**What the exercise asks:**
Copy out all lines that carry the word "教书育人".

**Listed entries:**
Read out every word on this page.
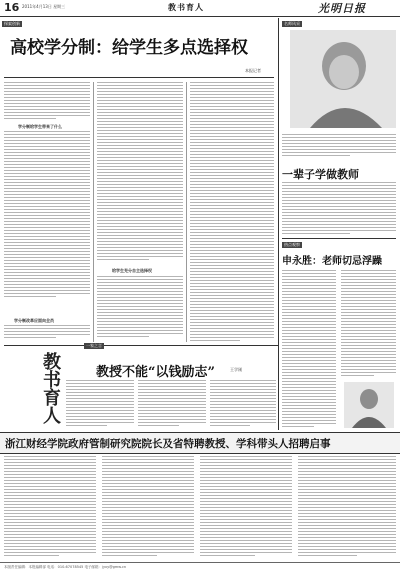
16 2011年4月13日 星期三	教书育人	光明日报
探索创新
高校学分制：给学生多点选择权
本报记者
学分制给学生带来了什么
学分制改革应面向全员
给学生充分自主选择权
名师风采
一辈子学做教师
热点观察
申永胜：老师切忌浮躁
一家之言
教书育人	教授不能“以钱励志”	王学刚
浙江财经学院政府管制研究院院长及省特聘教授、学科带头人招聘启事
本版责任编辑：本报编辑部 电话：010-67078545 电子邮箱：jyxy@gmw.cn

**Solution to this task:**
16 2011年4月13日 星期三	教书育人	光明日报
教书育人	教授不能“以钱励志”	王学刚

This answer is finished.